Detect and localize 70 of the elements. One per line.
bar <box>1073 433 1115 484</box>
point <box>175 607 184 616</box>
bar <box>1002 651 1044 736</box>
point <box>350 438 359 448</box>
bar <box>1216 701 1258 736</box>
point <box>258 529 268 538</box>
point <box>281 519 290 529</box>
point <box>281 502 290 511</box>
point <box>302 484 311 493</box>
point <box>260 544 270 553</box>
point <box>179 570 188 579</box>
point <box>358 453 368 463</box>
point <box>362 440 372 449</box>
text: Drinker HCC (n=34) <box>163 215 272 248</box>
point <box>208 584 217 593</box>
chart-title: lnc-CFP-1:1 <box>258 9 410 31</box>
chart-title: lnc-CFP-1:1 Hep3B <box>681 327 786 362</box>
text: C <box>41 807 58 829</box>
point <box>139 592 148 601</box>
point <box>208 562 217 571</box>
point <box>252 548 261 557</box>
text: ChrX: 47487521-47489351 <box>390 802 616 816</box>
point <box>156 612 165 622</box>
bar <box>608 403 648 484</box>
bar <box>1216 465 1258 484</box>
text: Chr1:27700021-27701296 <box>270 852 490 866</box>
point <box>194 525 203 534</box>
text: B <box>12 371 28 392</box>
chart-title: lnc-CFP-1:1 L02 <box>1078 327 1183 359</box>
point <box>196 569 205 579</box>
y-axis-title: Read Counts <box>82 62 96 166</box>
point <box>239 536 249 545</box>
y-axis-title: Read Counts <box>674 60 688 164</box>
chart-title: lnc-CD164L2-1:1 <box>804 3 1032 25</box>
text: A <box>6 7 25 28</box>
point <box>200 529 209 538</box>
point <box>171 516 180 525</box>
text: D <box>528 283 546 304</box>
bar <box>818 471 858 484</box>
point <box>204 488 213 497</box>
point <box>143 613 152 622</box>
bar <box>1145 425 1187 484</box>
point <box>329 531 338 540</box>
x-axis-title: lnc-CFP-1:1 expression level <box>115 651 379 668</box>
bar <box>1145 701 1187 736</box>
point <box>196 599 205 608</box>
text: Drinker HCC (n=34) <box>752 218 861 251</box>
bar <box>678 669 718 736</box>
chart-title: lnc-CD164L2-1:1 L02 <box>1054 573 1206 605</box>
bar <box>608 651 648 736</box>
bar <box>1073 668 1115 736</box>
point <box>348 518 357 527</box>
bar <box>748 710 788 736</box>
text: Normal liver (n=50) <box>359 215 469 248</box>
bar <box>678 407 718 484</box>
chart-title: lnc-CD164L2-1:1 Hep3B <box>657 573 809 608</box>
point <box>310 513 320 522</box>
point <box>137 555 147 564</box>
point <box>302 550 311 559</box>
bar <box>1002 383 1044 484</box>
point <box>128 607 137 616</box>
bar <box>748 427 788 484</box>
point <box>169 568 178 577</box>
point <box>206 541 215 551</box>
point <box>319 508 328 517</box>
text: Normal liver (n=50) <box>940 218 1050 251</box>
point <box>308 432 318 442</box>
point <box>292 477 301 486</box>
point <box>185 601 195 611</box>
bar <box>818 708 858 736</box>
══════════════════════════════
§ **Do this**
Starting with the first line of the listing and going on through the line with "point <box>258 529 268 538</box>", swap "bar" for "column" and reproduce those lines with everything else unchanged.

§ **Exercise result**
Detect and localize 70 of the elements. One per line.
column <box>1073 433 1115 484</box>
point <box>175 607 184 616</box>
column <box>1002 651 1044 736</box>
point <box>350 438 359 448</box>
column <box>1216 701 1258 736</box>
point <box>258 529 268 538</box>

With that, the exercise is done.